-- begin Data supplied --
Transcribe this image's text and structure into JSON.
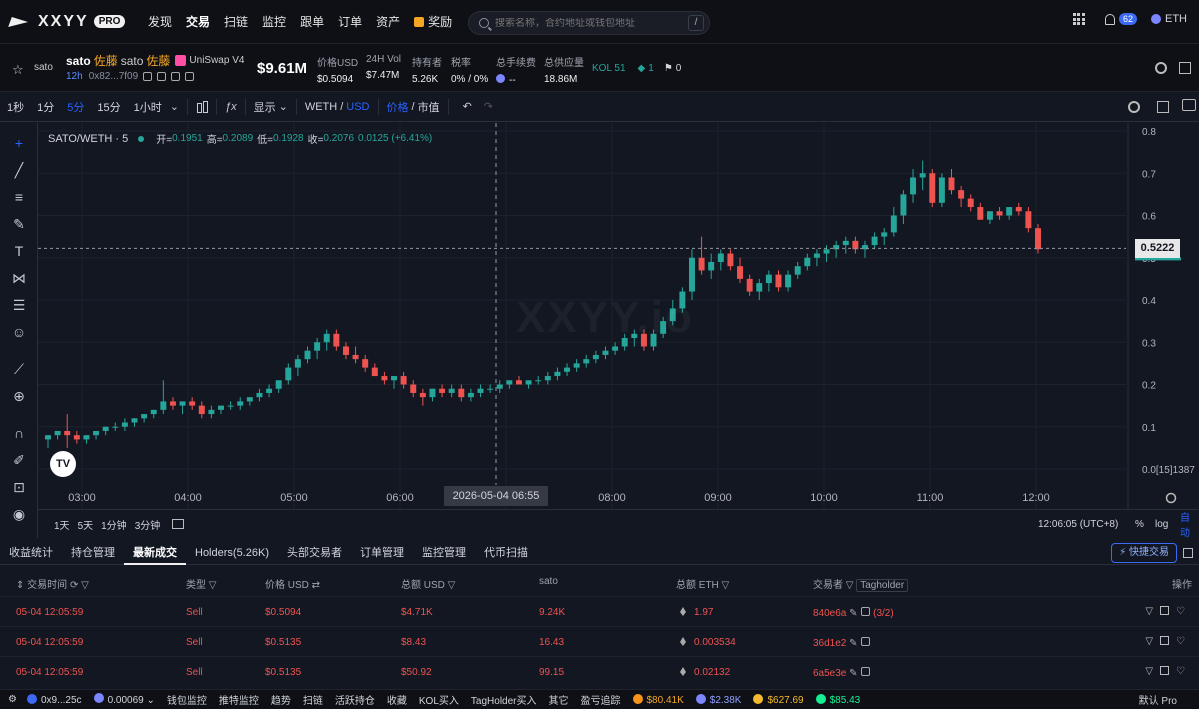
{
  "nav": {
    "brand": "XXYY",
    "brand_badge": "PRO",
    "items": [
      "发现",
      "交易",
      "扫链",
      "监控",
      "跟单",
      "订单",
      "资产"
    ],
    "reward": "奖励",
    "search_placeholder": "搜索名称，合约地址或钱包地址",
    "search_shortcut": "/",
    "notif_count": "62",
    "chain": "ETH"
  },
  "token": {
    "symbol": "sato",
    "name": "sato",
    "jp_name": "佐藤",
    "name2": "sato",
    "jp_name2": "佐藤",
    "dex": "UniSwap V4",
    "age": "12h",
    "address": "0x82...7f09",
    "market_cap": "$9.61M",
    "stats": [
      {
        "label": "价格USD",
        "value": "$0.5094"
      },
      {
        "label": "24H Vol",
        "value": "$7.47M"
      },
      {
        "label": "持有者",
        "value": "5.26K"
      },
      {
        "label": "税率",
        "value": "0% / 0%"
      },
      {
        "label": "总手续费",
        "value": "--"
      },
      {
        "label": "总供应量",
        "value": "18.86M"
      }
    ],
    "kol": "KOL 51",
    "tag_count": "1",
    "flag_count": "0"
  },
  "toolbar": {
    "timeframes": [
      "1秒",
      "1分",
      "5分",
      "15分",
      "1小时"
    ],
    "active_tf": "5分",
    "display": "显示",
    "quote_a": "WETH",
    "quote_b": "USD",
    "mode_a": "价格",
    "mode_b": "市值"
  },
  "legend": {
    "pair": "SATO/WETH · 5",
    "open_label": "开=",
    "open": "0.1951",
    "high_label": "高=",
    "high": "0.2089",
    "low_label": "低=",
    "low": "0.1928",
    "close_label": "收=",
    "close": "0.2076",
    "change": "0.0125 (+6.41%)"
  },
  "watermark": "XXYY.io",
  "chart_data": {
    "type": "candlestick",
    "title": "SATO/WETH · 5",
    "y_ticks": [
      "0.8",
      "0.7",
      "0.6",
      "0.5",
      "0.4",
      "0.3",
      "0.2",
      "0.1",
      "0.0"
    ],
    "ylim": [
      0,
      0.8
    ],
    "x_ticks": [
      "03:00",
      "04:00",
      "05:00",
      "06:00",
      "07:00",
      "08:00",
      "09:00",
      "10:00",
      "11:00",
      "12:00"
    ],
    "last_price": "0.5222",
    "crosshair_date": "2026-05-04 06:55",
    "y_axis_footer": "0.0[15]1387",
    "colors": {
      "up": "#26a69a",
      "down": "#ef5350"
    },
    "candles": [
      [
        0.07,
        0.08,
        0.05,
        0.08
      ],
      [
        0.08,
        0.09,
        0.07,
        0.09
      ],
      [
        0.09,
        0.13,
        0.05,
        0.08
      ],
      [
        0.08,
        0.09,
        0.06,
        0.07
      ],
      [
        0.07,
        0.08,
        0.06,
        0.08
      ],
      [
        0.08,
        0.09,
        0.07,
        0.09
      ],
      [
        0.09,
        0.1,
        0.08,
        0.1
      ],
      [
        0.1,
        0.11,
        0.09,
        0.1
      ],
      [
        0.1,
        0.12,
        0.09,
        0.11
      ],
      [
        0.11,
        0.12,
        0.1,
        0.12
      ],
      [
        0.12,
        0.13,
        0.11,
        0.13
      ],
      [
        0.13,
        0.14,
        0.12,
        0.14
      ],
      [
        0.14,
        0.21,
        0.13,
        0.16
      ],
      [
        0.16,
        0.17,
        0.14,
        0.15
      ],
      [
        0.15,
        0.16,
        0.13,
        0.16
      ],
      [
        0.16,
        0.17,
        0.14,
        0.15
      ],
      [
        0.15,
        0.16,
        0.12,
        0.13
      ],
      [
        0.13,
        0.15,
        0.12,
        0.14
      ],
      [
        0.14,
        0.15,
        0.13,
        0.15
      ],
      [
        0.15,
        0.16,
        0.14,
        0.15
      ],
      [
        0.15,
        0.17,
        0.14,
        0.16
      ],
      [
        0.16,
        0.17,
        0.15,
        0.17
      ],
      [
        0.17,
        0.19,
        0.16,
        0.18
      ],
      [
        0.18,
        0.2,
        0.17,
        0.19
      ],
      [
        0.19,
        0.21,
        0.18,
        0.21
      ],
      [
        0.21,
        0.25,
        0.2,
        0.24
      ],
      [
        0.24,
        0.27,
        0.22,
        0.26
      ],
      [
        0.26,
        0.29,
        0.25,
        0.28
      ],
      [
        0.28,
        0.31,
        0.26,
        0.3
      ],
      [
        0.3,
        0.33,
        0.28,
        0.32
      ],
      [
        0.32,
        0.33,
        0.28,
        0.29
      ],
      [
        0.29,
        0.3,
        0.26,
        0.27
      ],
      [
        0.27,
        0.29,
        0.25,
        0.26
      ],
      [
        0.26,
        0.27,
        0.23,
        0.24
      ],
      [
        0.24,
        0.25,
        0.22,
        0.22
      ],
      [
        0.22,
        0.23,
        0.2,
        0.21
      ],
      [
        0.21,
        0.22,
        0.19,
        0.22
      ],
      [
        0.22,
        0.23,
        0.19,
        0.2
      ],
      [
        0.2,
        0.21,
        0.17,
        0.18
      ],
      [
        0.18,
        0.19,
        0.15,
        0.17
      ],
      [
        0.17,
        0.19,
        0.16,
        0.19
      ],
      [
        0.19,
        0.2,
        0.17,
        0.18
      ],
      [
        0.18,
        0.2,
        0.17,
        0.19
      ],
      [
        0.19,
        0.2,
        0.16,
        0.17
      ],
      [
        0.17,
        0.19,
        0.16,
        0.18
      ],
      [
        0.18,
        0.2,
        0.17,
        0.19
      ],
      [
        0.19,
        0.2,
        0.18,
        0.19
      ],
      [
        0.19,
        0.21,
        0.18,
        0.2
      ],
      [
        0.2,
        0.21,
        0.19,
        0.21
      ],
      [
        0.21,
        0.22,
        0.2,
        0.2
      ],
      [
        0.2,
        0.21,
        0.19,
        0.21
      ],
      [
        0.21,
        0.22,
        0.2,
        0.21
      ],
      [
        0.21,
        0.23,
        0.2,
        0.22
      ],
      [
        0.22,
        0.24,
        0.21,
        0.23
      ],
      [
        0.23,
        0.25,
        0.22,
        0.24
      ],
      [
        0.24,
        0.26,
        0.23,
        0.25
      ],
      [
        0.25,
        0.27,
        0.24,
        0.26
      ],
      [
        0.26,
        0.28,
        0.25,
        0.27
      ],
      [
        0.27,
        0.29,
        0.26,
        0.28
      ],
      [
        0.28,
        0.3,
        0.27,
        0.29
      ],
      [
        0.29,
        0.32,
        0.28,
        0.31
      ],
      [
        0.31,
        0.33,
        0.29,
        0.32
      ],
      [
        0.32,
        0.33,
        0.28,
        0.29
      ],
      [
        0.29,
        0.33,
        0.28,
        0.32
      ],
      [
        0.32,
        0.36,
        0.31,
        0.35
      ],
      [
        0.35,
        0.4,
        0.34,
        0.38
      ],
      [
        0.38,
        0.43,
        0.37,
        0.42
      ],
      [
        0.42,
        0.52,
        0.4,
        0.5
      ],
      [
        0.5,
        0.55,
        0.46,
        0.47
      ],
      [
        0.47,
        0.51,
        0.45,
        0.49
      ],
      [
        0.49,
        0.52,
        0.47,
        0.51
      ],
      [
        0.51,
        0.52,
        0.47,
        0.48
      ],
      [
        0.48,
        0.5,
        0.44,
        0.45
      ],
      [
        0.45,
        0.46,
        0.41,
        0.42
      ],
      [
        0.42,
        0.45,
        0.4,
        0.44
      ],
      [
        0.44,
        0.47,
        0.42,
        0.46
      ],
      [
        0.46,
        0.47,
        0.42,
        0.43
      ],
      [
        0.43,
        0.47,
        0.42,
        0.46
      ],
      [
        0.46,
        0.49,
        0.45,
        0.48
      ],
      [
        0.48,
        0.51,
        0.47,
        0.5
      ],
      [
        0.5,
        0.52,
        0.48,
        0.51
      ],
      [
        0.51,
        0.53,
        0.49,
        0.52
      ],
      [
        0.52,
        0.54,
        0.5,
        0.53
      ],
      [
        0.53,
        0.55,
        0.51,
        0.54
      ],
      [
        0.54,
        0.55,
        0.51,
        0.52
      ],
      [
        0.52,
        0.54,
        0.5,
        0.53
      ],
      [
        0.53,
        0.56,
        0.52,
        0.55
      ],
      [
        0.55,
        0.57,
        0.53,
        0.56
      ],
      [
        0.56,
        0.62,
        0.55,
        0.6
      ],
      [
        0.6,
        0.66,
        0.58,
        0.65
      ],
      [
        0.65,
        0.71,
        0.63,
        0.69
      ],
      [
        0.69,
        0.73,
        0.66,
        0.7
      ],
      [
        0.7,
        0.71,
        0.62,
        0.63
      ],
      [
        0.63,
        0.7,
        0.62,
        0.69
      ],
      [
        0.69,
        0.71,
        0.65,
        0.66
      ],
      [
        0.66,
        0.67,
        0.62,
        0.64
      ],
      [
        0.64,
        0.65,
        0.61,
        0.62
      ],
      [
        0.62,
        0.63,
        0.59,
        0.59
      ],
      [
        0.59,
        0.61,
        0.58,
        0.61
      ],
      [
        0.61,
        0.62,
        0.59,
        0.6
      ],
      [
        0.6,
        0.62,
        0.59,
        0.62
      ],
      [
        0.62,
        0.63,
        0.6,
        0.61
      ],
      [
        0.61,
        0.62,
        0.56,
        0.57
      ],
      [
        0.57,
        0.58,
        0.51,
        0.52
      ]
    ]
  },
  "bottom_axis": {
    "ranges": [
      "1天",
      "5天",
      "1分钟",
      "3分钟"
    ],
    "time": "12:06:05 (UTC+8)",
    "pct": "%",
    "log": "log",
    "auto": "自动"
  },
  "tabs": [
    "收益统计",
    "持仓管理",
    "最新成交",
    "Holders(5.26K)",
    "头部交易者",
    "订单管理",
    "监控管理",
    "代币扫描"
  ],
  "active_tab": "最新成交",
  "quick_trade": "快捷交易",
  "table": {
    "headers": [
      "交易时间",
      "类型",
      "价格 USD",
      "总额 USD",
      "sato",
      "总额 ETH",
      "交易者",
      "Tagholder",
      "操作"
    ],
    "rows": [
      {
        "time": "05-04 12:05:59",
        "type": "Sell",
        "price": "$0.5094",
        "total": "$4.71K",
        "amount": "9.24K",
        "eth": "1.97",
        "trader": "840e6a",
        "extra": "(3/2)"
      },
      {
        "time": "05-04 12:05:59",
        "type": "Sell",
        "price": "$0.5135",
        "total": "$8.43",
        "amount": "16.43",
        "eth": "0.003534",
        "trader": "36d1e2",
        "extra": ""
      },
      {
        "time": "05-04 12:05:59",
        "type": "Sell",
        "price": "$0.5135",
        "total": "$50.92",
        "amount": "99.15",
        "eth": "0.02132",
        "trader": "6a5e3e",
        "extra": ""
      }
    ]
  },
  "status": {
    "wallet": "0x9...25c",
    "balance": "0.00069",
    "items": [
      "钱包监控",
      "推特监控",
      "趋势",
      "扫链",
      "活跃持仓",
      "收藏",
      "KOL买入",
      "TagHolder买入",
      "其它",
      "盈亏追踪"
    ],
    "prices": [
      "$80.41K",
      "$2.38K",
      "$627.69",
      "$85.43"
    ],
    "mode": "默认 Pro"
  }
}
-- end Data supplied --
Exercise description:
Look through the entries above; copy every line holding the string "WETH".

Answer for the task:
    "quote_a": "WETH",
    "pair": "SATO/WETH · 5",
    "title": "SATO/WETH · 5",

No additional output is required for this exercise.